■ Material for this exercise:
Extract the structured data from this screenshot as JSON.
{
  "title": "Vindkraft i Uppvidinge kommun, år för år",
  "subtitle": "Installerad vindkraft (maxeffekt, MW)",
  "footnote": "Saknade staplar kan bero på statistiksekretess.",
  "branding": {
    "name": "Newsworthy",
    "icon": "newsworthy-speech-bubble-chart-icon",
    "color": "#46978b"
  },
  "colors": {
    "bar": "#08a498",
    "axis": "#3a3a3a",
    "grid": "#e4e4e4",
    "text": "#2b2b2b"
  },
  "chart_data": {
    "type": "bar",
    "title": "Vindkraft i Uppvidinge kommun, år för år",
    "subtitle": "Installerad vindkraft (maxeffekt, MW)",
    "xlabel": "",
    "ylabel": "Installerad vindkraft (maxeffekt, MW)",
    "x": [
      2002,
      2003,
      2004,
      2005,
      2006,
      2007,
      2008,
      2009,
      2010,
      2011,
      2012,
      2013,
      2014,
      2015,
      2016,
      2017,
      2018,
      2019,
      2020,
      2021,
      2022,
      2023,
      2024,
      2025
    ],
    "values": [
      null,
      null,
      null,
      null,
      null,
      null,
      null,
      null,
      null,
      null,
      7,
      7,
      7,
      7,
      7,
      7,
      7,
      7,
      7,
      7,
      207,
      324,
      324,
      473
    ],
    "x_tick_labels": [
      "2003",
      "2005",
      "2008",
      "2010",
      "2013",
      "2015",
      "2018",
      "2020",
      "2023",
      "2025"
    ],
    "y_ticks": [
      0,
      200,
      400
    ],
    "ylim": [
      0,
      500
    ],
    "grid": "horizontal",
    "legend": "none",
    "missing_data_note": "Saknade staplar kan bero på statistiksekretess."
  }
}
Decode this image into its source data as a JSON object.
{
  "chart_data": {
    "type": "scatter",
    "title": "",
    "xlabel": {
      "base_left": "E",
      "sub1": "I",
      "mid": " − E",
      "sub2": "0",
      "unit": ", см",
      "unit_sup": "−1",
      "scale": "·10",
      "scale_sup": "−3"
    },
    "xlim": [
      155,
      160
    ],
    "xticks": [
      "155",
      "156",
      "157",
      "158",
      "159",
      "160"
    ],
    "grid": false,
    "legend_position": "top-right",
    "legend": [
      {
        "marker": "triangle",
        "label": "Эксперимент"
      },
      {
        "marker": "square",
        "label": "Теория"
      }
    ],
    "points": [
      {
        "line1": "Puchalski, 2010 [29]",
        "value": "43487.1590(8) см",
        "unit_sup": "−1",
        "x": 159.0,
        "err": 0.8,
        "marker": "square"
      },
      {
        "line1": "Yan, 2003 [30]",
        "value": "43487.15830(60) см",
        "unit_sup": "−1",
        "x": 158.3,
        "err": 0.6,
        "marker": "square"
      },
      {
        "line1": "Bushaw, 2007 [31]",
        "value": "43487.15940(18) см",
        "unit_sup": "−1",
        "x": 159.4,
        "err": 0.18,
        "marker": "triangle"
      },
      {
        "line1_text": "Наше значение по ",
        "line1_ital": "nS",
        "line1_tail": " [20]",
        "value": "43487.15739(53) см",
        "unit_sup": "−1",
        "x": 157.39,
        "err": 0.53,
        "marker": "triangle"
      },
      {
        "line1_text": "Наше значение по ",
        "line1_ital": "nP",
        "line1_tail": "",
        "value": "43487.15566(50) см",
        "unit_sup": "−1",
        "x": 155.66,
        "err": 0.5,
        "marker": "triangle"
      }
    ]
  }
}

■ Work to complete:
Transcribe the entire listing above precisely.

■ Written reply:
Extract the structured data from this screenshot as JSON.
{
  "title": "Vindkraft i Uppvidinge kommun, år för år",
  "subtitle": "Installerad vindkraft (maxeffekt, MW)",
  "footnote": "Saknade staplar kan bero på statistiksekretess.",
  "branding": {
    "name": "Newsworthy",
    "icon": "newsworthy-speech-bubble-chart-icon",
    "color": "#46978b"
  },
  "colors": {
    "bar": "#08a498",
    "axis": "#3a3a3a",
    "grid": "#e4e4e4",
    "text": "#2b2b2b"
  },
  "chart_data": {
    "type": "bar",
    "title": "Vindkraft i Uppvidinge kommun, år för år",
    "subtitle": "Installerad vindkraft (maxeffekt, MW)",
    "xlabel": "",
    "ylabel": "Installerad vindkraft (maxeffekt, MW)",
    "x": [
      2002,
      2003,
      2004,
      2005,
      2006,
      2007,
      2008,
      2009,
      2010,
      2011,
      2012,
      2013,
      2014,
      2015,
      2016,
      2017,
      2018,
      2019,
      2020,
      2021,
      2022,
      2023,
      2024,
      2025
    ],
    "values": [
      null,
      null,
      null,
      null,
      null,
      null,
      null,
      null,
      null,
      null,
      7,
      7,
      7,
      7,
      7,
      7,
      7,
      7,
      7,
      7,
      207,
      324,
      324,
      473
    ],
    "x_tick_labels": [
      "2003",
      "2005",
      "2008",
      "2010",
      "2013",
      "2015",
      "2018",
      "2020",
      "2023",
      "2025"
    ],
    "y_ticks": [
      0,
      200,
      400
    ],
    "ylim": [
      0,
      500
    ],
    "grid": "horizontal",
    "legend": "none",
    "missing_data_note": "Saknade staplar kan bero på statistiksekretess."
  }
}
Decode this image into its source data as a JSON object.
{
  "chart_data": {
    "type": "scatter",
    "title": "",
    "xlabel": {
      "base_left": "E",
      "sub1": "I",
      "mid": " − E",
      "sub2": "0",
      "unit": ", см",
      "unit_sup": "−1",
      "scale": "·10",
      "scale_sup": "−3"
    },
    "xlim": [
      155,
      160
    ],
    "xticks": [
      "155",
      "156",
      "157",
      "158",
      "159",
      "160"
    ],
    "grid": false,
    "legend_position": "top-right",
    "legend": [
      {
        "marker": "triangle",
        "label": "Эксперимент"
      },
      {
        "marker": "square",
        "label": "Теория"
      }
    ],
    "points": [
      {
        "line1": "Puchalski, 2010 [29]",
        "value": "43487.1590(8) см",
        "unit_sup": "−1",
        "x": 159.0,
        "err": 0.8,
        "marker": "square"
      },
      {
        "line1": "Yan, 2003 [30]",
        "value": "43487.15830(60) см",
        "unit_sup": "−1",
        "x": 158.3,
        "err": 0.6,
        "marker": "square"
      },
      {
        "line1": "Bushaw, 2007 [31]",
        "value": "43487.15940(18) см",
        "unit_sup": "−1",
        "x": 159.4,
        "err": 0.18,
        "marker": "triangle"
      },
      {
        "line1_text": "Наше значение по ",
        "line1_ital": "nS",
        "line1_tail": " [20]",
        "value": "43487.15739(53) см",
        "unit_sup": "−1",
        "x": 157.39,
        "err": 0.53,
        "marker": "triangle"
      },
      {
        "line1_text": "Наше значение по ",
        "line1_ital": "nP",
        "line1_tail": "",
        "value": "43487.15566(50) см",
        "unit_sup": "−1",
        "x": 155.66,
        "err": 0.5,
        "marker": "triangle"
      }
    ]
  }
}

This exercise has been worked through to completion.